• WHAT NEEDS TO BE DONE:
Print all of the lines exactly. Any picture among them stays out.

+++

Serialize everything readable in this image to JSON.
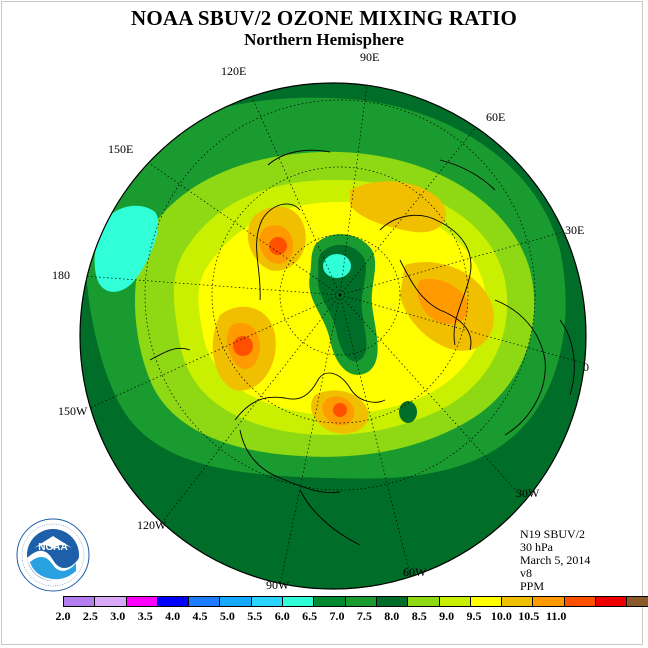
{
  "header": {
    "title": "NOAA SBUV/2 OZONE MIXING RATIO",
    "subtitle": "Northern Hemisphere"
  },
  "longitude_labels": [
    "90E",
    "120E",
    "60E",
    "150E",
    "30E",
    "180",
    "0",
    "150W",
    "30W",
    "120W",
    "60W",
    "90W"
  ],
  "info": {
    "instrument": "N19 SBUV/2",
    "level": "30 hPa",
    "date": "March 5, 2014",
    "version": "v8",
    "units": "PPM"
  },
  "colorbar": {
    "colors": [
      "#b57ef0",
      "#d9a8f7",
      "#ff00ff",
      "#0000ff",
      "#1e7cff",
      "#14a8ff",
      "#2bd3ff",
      "#30ffd8",
      "#008a32",
      "#1a9b2f",
      "#006e28",
      "#8ed814",
      "#c8f000",
      "#ffff00",
      "#f0c000",
      "#ff9a00",
      "#ff5000",
      "#ee0000",
      "#8b5a2b"
    ],
    "ticks": [
      "2.0",
      "2.5",
      "3.0",
      "3.5",
      "4.0",
      "4.5",
      "5.0",
      "5.5",
      "6.0",
      "6.5",
      "7.0",
      "7.5",
      "8.0",
      "8.5",
      "9.0",
      "9.5",
      "10.0",
      "10.5",
      "11.0"
    ]
  },
  "logo": {
    "text": "NOAA",
    "ring_text": "NATIONAL OCEANIC AND ATMOSPHERIC ADMINISTRATION · U.S. DEPARTMENT OF COMMERCE"
  },
  "map_colors": {
    "dark_green": "#006e28",
    "mid_green": "#1a9b2f",
    "light_green": "#8ed814",
    "yellow_green": "#c8f000",
    "yellow": "#ffff00",
    "orange": "#f0c000",
    "dark_orange": "#ff9a00",
    "red_orange": "#ff5000",
    "cyan": "#30ffd8"
  }
}
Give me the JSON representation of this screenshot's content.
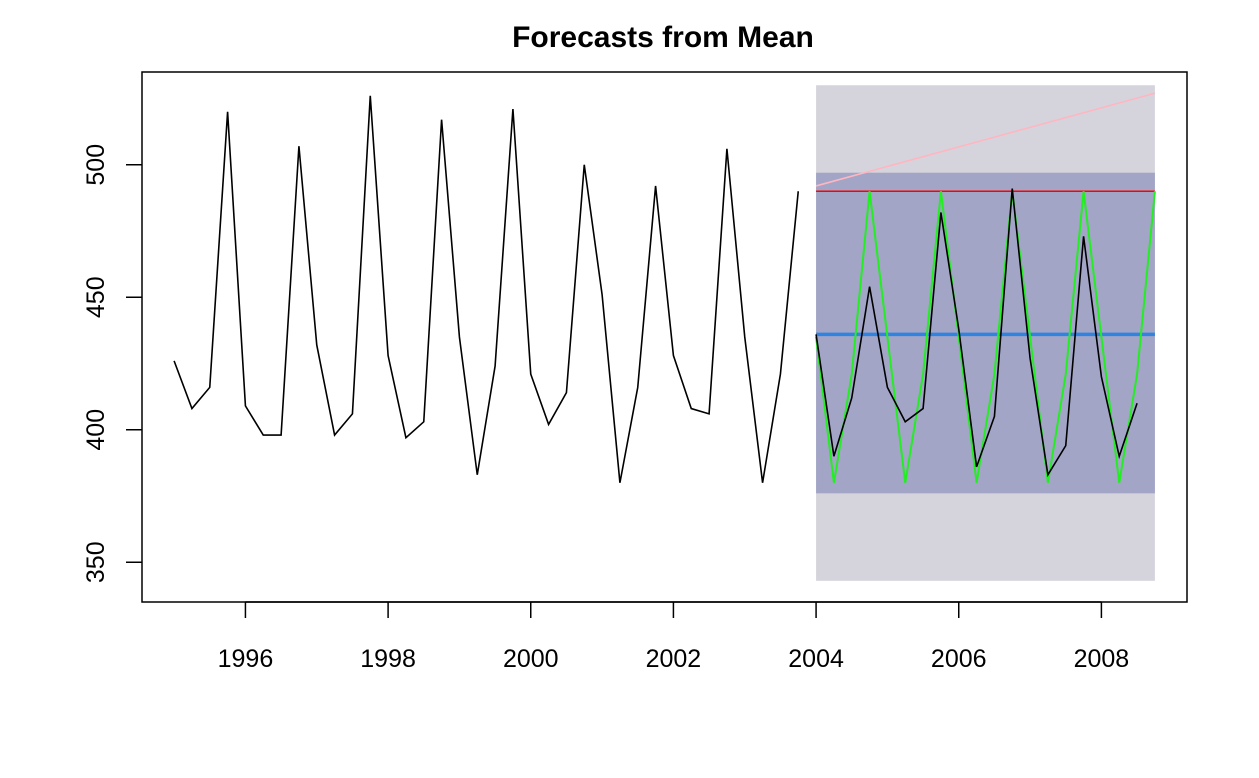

+++

• CORRECT RESULT:
Serialize everything readable in this image to JSON.
{
  "header": {
    "title": "NOAA SBUV/2 OZONE MIXING RATIO",
    "subtitle": "Northern Hemisphere"
  },
  "longitude_labels": [
    "90E",
    "120E",
    "60E",
    "150E",
    "30E",
    "180",
    "0",
    "150W",
    "30W",
    "120W",
    "60W",
    "90W"
  ],
  "info": {
    "instrument": "N19 SBUV/2",
    "level": "30 hPa",
    "date": "March 5, 2014",
    "version": "v8",
    "units": "PPM"
  },
  "colorbar": {
    "colors": [
      "#b57ef0",
      "#d9a8f7",
      "#ff00ff",
      "#0000ff",
      "#1e7cff",
      "#14a8ff",
      "#2bd3ff",
      "#30ffd8",
      "#008a32",
      "#1a9b2f",
      "#006e28",
      "#8ed814",
      "#c8f000",
      "#ffff00",
      "#f0c000",
      "#ff9a00",
      "#ff5000",
      "#ee0000",
      "#8b5a2b"
    ],
    "ticks": [
      "2.0",
      "2.5",
      "3.0",
      "3.5",
      "4.0",
      "4.5",
      "5.0",
      "5.5",
      "6.0",
      "6.5",
      "7.0",
      "7.5",
      "8.0",
      "8.5",
      "9.0",
      "9.5",
      "10.0",
      "10.5",
      "11.0"
    ]
  },
  "logo": {
    "text": "NOAA",
    "ring_text": "NATIONAL OCEANIC AND ATMOSPHERIC ADMINISTRATION · U.S. DEPARTMENT OF COMMERCE"
  },
  "map_colors": {
    "dark_green": "#006e28",
    "mid_green": "#1a9b2f",
    "light_green": "#8ed814",
    "yellow_green": "#c8f000",
    "yellow": "#ffff00",
    "orange": "#f0c000",
    "dark_orange": "#ff9a00",
    "red_orange": "#ff5000",
    "cyan": "#30ffd8"
  }
}
Give me the JSON representation of this screenshot's content.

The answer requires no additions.